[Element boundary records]
-*-

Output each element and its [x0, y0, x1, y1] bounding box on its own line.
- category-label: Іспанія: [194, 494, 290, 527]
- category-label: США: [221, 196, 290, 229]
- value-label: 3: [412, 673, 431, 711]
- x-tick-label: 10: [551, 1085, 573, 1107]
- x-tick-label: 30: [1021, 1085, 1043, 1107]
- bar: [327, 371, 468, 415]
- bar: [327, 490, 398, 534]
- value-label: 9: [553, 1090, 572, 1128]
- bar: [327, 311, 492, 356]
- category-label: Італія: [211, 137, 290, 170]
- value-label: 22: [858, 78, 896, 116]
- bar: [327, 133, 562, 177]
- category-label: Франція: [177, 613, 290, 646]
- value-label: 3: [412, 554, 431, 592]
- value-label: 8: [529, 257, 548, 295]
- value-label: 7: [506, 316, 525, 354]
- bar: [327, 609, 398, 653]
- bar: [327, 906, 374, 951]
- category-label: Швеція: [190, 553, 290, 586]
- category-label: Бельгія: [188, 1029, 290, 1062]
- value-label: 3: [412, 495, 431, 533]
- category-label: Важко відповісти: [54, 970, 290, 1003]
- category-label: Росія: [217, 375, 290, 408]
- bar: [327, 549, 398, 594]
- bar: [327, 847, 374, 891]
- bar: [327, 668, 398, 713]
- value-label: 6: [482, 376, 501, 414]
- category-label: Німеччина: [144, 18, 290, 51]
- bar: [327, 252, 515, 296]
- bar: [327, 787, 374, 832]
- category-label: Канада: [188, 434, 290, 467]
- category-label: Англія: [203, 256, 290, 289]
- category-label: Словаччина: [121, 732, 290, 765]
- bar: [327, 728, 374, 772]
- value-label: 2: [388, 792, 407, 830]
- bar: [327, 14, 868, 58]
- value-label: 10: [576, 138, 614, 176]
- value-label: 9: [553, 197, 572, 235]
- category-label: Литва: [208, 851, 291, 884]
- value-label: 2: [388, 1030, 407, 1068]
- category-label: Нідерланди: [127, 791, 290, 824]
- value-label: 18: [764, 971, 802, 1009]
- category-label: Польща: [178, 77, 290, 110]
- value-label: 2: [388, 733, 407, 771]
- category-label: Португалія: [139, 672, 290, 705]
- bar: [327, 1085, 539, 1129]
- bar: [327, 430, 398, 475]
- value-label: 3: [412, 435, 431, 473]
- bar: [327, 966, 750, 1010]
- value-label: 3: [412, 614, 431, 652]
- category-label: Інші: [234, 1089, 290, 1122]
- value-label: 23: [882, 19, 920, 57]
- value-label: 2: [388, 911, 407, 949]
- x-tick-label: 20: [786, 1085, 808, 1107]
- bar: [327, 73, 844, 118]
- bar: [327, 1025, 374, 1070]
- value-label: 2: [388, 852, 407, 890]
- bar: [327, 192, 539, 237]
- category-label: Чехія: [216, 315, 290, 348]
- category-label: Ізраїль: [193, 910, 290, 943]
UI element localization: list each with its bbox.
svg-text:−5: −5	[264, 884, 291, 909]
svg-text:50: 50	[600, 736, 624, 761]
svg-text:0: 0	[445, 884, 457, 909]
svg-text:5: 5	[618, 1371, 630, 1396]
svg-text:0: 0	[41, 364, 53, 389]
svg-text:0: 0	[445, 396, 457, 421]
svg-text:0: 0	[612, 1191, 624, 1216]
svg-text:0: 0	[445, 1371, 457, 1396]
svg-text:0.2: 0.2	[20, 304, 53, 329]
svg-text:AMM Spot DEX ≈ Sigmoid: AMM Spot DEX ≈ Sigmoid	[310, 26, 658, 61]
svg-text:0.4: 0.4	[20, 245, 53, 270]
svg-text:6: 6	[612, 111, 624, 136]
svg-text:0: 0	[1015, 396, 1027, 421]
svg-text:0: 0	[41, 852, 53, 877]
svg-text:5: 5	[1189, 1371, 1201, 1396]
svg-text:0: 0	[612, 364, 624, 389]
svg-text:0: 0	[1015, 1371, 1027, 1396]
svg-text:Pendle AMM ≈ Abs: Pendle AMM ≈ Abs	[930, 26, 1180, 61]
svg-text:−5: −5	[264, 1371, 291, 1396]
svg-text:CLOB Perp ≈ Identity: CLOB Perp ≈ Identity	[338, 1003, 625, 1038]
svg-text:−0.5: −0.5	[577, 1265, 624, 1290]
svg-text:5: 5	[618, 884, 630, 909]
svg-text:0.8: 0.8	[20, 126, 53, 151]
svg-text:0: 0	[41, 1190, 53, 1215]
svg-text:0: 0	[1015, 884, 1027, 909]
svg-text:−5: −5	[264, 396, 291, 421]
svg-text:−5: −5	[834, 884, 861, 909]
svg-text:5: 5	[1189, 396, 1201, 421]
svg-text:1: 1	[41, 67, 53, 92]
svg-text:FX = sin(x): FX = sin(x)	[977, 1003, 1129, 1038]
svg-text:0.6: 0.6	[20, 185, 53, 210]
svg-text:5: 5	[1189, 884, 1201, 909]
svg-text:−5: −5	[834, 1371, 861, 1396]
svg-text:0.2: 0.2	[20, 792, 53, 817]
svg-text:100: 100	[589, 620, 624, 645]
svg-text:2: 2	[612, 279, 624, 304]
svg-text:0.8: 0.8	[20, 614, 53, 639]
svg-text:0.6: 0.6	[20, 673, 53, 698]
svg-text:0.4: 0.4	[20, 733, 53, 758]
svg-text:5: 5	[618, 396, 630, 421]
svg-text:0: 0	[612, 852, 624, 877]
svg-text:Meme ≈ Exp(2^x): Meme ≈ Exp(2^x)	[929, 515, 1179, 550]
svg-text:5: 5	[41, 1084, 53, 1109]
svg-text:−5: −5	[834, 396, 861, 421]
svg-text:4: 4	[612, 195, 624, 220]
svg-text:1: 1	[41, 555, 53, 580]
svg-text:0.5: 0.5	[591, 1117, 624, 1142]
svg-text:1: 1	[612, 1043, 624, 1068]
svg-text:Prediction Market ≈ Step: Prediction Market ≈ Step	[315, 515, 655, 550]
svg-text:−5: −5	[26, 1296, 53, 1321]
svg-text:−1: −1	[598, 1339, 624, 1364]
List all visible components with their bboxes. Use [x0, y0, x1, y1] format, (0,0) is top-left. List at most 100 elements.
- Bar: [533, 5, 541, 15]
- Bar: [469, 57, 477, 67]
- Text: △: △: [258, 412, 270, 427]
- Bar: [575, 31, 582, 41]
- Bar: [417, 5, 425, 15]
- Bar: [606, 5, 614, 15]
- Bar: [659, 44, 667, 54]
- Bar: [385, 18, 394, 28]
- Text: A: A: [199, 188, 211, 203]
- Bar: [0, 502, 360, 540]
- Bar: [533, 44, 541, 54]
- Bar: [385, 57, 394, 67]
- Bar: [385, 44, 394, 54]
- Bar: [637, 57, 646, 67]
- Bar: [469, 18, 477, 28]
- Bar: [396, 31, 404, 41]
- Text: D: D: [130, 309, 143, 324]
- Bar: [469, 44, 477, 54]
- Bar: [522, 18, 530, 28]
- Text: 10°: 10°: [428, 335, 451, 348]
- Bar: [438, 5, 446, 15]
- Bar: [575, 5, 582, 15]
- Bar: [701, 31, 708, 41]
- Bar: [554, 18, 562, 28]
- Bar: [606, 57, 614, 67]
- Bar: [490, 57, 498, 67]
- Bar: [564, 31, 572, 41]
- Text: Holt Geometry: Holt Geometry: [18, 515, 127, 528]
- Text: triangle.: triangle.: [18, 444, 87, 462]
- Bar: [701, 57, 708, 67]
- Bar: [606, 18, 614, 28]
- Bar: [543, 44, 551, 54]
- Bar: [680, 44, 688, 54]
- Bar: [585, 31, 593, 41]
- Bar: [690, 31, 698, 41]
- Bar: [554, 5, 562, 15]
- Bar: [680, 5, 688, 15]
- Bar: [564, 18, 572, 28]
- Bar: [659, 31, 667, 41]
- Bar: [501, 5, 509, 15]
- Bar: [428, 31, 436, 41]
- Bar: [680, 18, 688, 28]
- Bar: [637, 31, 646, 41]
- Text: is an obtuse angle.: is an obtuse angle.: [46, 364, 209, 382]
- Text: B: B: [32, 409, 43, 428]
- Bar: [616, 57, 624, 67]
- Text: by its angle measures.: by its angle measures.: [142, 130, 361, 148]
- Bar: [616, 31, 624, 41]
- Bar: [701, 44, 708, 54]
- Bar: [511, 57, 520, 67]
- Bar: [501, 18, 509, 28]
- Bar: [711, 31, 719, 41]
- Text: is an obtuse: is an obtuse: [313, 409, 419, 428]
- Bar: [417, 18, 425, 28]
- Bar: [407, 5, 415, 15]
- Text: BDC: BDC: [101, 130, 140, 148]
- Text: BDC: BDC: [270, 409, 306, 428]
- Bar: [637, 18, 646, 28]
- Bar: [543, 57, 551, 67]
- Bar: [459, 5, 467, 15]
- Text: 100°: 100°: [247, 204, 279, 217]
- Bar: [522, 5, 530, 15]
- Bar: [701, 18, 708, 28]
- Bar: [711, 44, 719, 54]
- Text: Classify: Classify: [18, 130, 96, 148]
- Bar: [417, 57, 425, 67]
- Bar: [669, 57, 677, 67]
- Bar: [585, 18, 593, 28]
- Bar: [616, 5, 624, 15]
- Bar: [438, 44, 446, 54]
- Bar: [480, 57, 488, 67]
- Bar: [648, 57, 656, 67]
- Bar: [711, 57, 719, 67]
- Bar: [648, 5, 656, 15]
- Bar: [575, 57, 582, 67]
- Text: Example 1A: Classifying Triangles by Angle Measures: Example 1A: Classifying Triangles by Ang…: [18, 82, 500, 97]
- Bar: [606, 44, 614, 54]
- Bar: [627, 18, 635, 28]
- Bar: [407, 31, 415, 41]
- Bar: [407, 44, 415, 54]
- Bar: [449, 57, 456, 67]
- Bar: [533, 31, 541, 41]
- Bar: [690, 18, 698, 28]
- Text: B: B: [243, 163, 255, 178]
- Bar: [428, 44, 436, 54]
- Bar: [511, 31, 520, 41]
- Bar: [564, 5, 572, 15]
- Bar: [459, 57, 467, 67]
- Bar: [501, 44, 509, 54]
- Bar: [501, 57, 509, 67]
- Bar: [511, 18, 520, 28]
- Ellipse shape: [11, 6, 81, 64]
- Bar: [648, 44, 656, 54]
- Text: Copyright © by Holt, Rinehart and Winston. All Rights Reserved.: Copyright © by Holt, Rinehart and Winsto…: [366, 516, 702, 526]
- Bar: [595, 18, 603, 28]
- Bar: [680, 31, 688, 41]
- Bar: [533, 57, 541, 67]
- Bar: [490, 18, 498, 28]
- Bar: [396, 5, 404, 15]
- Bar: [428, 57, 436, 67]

-*-

**Task prompt**
Update the lines from the first one through the line containing "- bar: [327, 311, 492, 356]", replacing "x-tick-label" with "axis-tick-label" and leaving everything else unchanged.

**Complete response**
Output each element and its [x0, y0, x1, y1] bounding box on its own line.
- category-label: Іспанія: [194, 494, 290, 527]
- category-label: США: [221, 196, 290, 229]
- value-label: 3: [412, 673, 431, 711]
- axis-tick-label: 10: [551, 1085, 573, 1107]
- axis-tick-label: 30: [1021, 1085, 1043, 1107]
- bar: [327, 371, 468, 415]
- bar: [327, 490, 398, 534]
- value-label: 9: [553, 1090, 572, 1128]
- bar: [327, 311, 492, 356]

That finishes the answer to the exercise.